DOCUMENT EXTRACT ::
========================
Implementation:Microsoft Onnxruntime CPU AdamW
| Knowledge Sources | |
|---|---|
| Domains | Training, CPU_Kernels |
| Last Updated | 2026-02-10 04:00 GMT |
Overview
Concrete tool for the AdamW optimizer kernel on CPU in the ONNX Runtime training framework.
Description
This file implements the AdamWOptimizer kernel, which performs the AdamW (Adam with decoupled weight decay) optimization step. It supports two computation modes:
Mode 0 (PyTorch-style): Weight decay is applied before the weight update, and bias correction is applied individually to the first and second moments. The update is: w = w - lr * w * weight_decay, then w = w - lr * m1 / (alpha_correction * (sqrt(m2/beta_correction) + epsilon)).
Mode 1 (HuggingFace-style): Bias correction is applied to the learning rate, and weight decay is applied after the weight update. The update is: w = w - lr_corrected * m1 / (sqrt(m2) + epsilon) - lr * weight_decay * w.
The kernel processes multiple weight tensors (via TensorSeq) in parallel using thread pools. It supports an optional update signal that can skip the update step. Weights, gradients, and momentum tensors are updated in-place through aliasing.
Usage
This kernel is invoked at each training step when the AdamW optimizer is used. It updates all model weights and their momentum states in a single kernel call.
========================
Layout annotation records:
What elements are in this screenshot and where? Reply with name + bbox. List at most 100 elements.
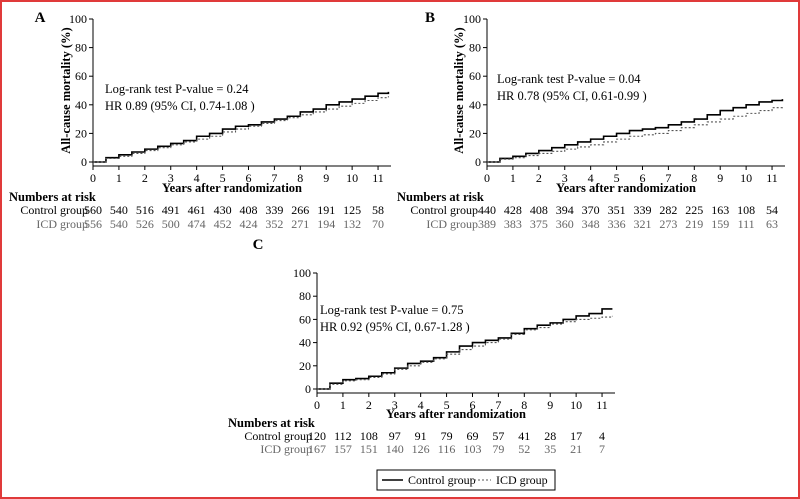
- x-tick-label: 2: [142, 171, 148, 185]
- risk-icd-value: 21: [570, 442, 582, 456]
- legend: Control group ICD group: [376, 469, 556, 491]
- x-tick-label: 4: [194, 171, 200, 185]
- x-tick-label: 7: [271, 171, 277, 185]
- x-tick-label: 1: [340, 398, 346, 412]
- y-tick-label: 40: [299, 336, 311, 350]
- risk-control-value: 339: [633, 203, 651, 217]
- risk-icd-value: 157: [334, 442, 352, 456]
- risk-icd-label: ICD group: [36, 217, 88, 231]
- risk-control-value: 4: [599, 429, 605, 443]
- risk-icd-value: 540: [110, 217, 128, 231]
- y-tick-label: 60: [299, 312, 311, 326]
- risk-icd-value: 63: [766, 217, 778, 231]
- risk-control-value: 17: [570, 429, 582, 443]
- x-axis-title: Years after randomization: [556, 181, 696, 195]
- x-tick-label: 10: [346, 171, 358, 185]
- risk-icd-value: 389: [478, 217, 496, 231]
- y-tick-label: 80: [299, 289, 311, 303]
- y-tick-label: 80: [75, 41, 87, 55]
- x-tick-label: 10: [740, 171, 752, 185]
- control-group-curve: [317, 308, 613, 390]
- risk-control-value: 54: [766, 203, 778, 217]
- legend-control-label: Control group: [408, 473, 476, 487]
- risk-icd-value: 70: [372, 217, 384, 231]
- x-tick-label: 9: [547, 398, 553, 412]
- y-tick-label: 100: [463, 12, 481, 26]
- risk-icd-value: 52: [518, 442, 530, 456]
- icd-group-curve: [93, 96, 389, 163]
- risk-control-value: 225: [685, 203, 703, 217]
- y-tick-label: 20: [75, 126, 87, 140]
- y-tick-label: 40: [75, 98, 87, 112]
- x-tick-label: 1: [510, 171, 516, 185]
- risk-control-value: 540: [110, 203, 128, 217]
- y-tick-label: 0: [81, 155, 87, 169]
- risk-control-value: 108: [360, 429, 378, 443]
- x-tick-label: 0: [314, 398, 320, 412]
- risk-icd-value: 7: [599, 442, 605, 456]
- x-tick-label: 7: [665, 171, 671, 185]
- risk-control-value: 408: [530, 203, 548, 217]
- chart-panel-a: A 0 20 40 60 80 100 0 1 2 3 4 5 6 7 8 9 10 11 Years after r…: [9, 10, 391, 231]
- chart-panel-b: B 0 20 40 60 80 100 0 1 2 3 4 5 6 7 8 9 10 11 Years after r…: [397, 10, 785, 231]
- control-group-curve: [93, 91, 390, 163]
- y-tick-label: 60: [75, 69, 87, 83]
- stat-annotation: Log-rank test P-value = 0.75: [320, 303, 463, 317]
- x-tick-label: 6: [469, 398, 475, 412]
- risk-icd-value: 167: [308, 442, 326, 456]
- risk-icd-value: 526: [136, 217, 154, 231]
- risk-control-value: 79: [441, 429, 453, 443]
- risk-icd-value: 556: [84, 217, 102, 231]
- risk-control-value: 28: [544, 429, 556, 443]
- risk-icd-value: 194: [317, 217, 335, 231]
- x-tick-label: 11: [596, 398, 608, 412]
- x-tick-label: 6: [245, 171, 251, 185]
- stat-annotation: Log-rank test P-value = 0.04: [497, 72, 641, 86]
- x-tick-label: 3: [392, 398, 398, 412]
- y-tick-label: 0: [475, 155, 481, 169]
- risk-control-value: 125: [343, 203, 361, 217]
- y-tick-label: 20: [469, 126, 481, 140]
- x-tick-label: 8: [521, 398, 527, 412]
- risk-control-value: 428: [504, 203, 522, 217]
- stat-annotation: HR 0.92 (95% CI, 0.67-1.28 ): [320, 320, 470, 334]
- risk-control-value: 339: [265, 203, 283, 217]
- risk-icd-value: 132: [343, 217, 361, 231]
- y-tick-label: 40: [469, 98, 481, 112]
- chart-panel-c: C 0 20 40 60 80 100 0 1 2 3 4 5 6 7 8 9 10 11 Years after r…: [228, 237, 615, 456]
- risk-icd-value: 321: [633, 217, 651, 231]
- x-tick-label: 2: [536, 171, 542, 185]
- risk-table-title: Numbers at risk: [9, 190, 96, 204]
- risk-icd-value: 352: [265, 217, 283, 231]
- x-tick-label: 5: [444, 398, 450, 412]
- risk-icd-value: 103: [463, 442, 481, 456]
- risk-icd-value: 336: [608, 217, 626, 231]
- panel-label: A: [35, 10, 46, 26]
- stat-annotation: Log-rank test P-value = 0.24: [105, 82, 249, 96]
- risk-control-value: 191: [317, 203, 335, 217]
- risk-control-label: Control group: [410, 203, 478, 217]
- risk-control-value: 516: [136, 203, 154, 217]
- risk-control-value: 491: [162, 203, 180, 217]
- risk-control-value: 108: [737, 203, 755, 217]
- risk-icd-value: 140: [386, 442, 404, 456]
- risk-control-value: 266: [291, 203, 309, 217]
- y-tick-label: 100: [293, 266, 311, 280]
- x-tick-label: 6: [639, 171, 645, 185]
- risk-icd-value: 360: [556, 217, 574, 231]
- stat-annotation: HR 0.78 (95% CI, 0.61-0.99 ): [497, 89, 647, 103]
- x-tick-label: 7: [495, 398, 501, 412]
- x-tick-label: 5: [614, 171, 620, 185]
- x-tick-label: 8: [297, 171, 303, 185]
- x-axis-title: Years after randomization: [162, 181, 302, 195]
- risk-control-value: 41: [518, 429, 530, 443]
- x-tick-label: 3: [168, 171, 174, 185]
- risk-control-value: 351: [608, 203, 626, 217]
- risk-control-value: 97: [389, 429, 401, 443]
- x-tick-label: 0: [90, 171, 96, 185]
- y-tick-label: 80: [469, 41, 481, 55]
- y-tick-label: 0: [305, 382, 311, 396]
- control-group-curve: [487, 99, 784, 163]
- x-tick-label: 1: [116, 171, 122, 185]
========================
LIST OF TASKS ::
- a) Answer these questions about the AdamW kernel page, one answer per line with matching marks:
(i) Which domains does the page list?
(ii) In Mode 1, is weight decay applied before or after the weight update?
(iii) What does the kernel use to process multiple weight tensors in parallel?
- b) List every kind of tensor that the AdamW kernel page says is updated in place through aliasing.
- c) Write a continuation of the AdamW kernel page, starting right after its last sentence.

THE REPLIES ::
- a)
(i) Training and CPU_Kernels
(ii) After the weight update
(iii) Thread pools

- b) Weights, gradients, momentum tensors

- c)
Code Reference
Source Location
- Repository: Microsoft_Onnxruntime
- File: orttraining/orttraining/training_ops/cpu/optimizer/adamw/adamw.cc
- Lines: 1-204
Signature
Status AdamWOptimizerBase::PrepareForCompute(OpKernelContext* ctx,
AdamWOptimizerBase::Prepare& prepare) const;
template <typename T>
Status AdamWOptimizer<T>::AdamWComputeMode0(Tensor& weight, Tensor& gradient,
Tensor& momentums_1, Tensor& momentums_2,
float lr, float alpha_correction, float beta_correction) const;
template <typename T>
Status AdamWOptimizer<T>::AdamWComputeMode1(Tensor& weight, Tensor& gradient,
Tensor& momentums_1, Tensor& momentums_2,
float lr, float lr_corrected) const;
template <typename T>
Status AdamWOptimizer<T>::Compute(OpKernelContext* ctx) const;
Import
#include "orttraining/orttraining/training_ops/cpu/optimizer/adamw/adamw.h"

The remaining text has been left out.